▶ _EXERCISE INSTRUCTIONS_
Draw out every line with the word "text" from the listing below.
================================
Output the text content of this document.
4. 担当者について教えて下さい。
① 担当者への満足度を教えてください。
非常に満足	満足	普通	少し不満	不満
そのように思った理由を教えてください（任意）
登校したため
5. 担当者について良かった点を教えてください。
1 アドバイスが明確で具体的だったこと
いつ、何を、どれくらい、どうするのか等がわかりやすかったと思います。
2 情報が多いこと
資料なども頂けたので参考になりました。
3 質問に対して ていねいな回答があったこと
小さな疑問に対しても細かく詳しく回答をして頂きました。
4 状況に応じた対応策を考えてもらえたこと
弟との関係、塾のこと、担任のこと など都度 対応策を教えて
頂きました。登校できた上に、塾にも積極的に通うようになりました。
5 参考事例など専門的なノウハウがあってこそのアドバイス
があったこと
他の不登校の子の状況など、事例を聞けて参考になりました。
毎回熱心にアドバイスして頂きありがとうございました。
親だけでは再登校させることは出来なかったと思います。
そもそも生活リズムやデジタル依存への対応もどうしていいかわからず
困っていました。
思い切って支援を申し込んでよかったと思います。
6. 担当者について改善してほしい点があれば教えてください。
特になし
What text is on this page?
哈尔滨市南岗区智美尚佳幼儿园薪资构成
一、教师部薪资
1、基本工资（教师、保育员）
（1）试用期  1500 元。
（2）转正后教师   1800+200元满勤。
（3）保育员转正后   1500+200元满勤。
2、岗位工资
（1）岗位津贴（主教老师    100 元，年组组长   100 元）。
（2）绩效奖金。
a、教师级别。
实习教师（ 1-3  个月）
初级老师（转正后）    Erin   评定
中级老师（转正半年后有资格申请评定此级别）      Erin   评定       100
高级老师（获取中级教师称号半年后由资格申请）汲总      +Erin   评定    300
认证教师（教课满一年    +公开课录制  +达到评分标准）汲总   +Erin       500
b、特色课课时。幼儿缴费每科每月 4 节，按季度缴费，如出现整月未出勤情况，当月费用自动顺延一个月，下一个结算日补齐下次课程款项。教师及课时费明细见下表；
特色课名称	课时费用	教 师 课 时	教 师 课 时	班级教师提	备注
================================
▶ _ANSWER TO THIS TASK_
Output the text content of this document.
What text is on this page?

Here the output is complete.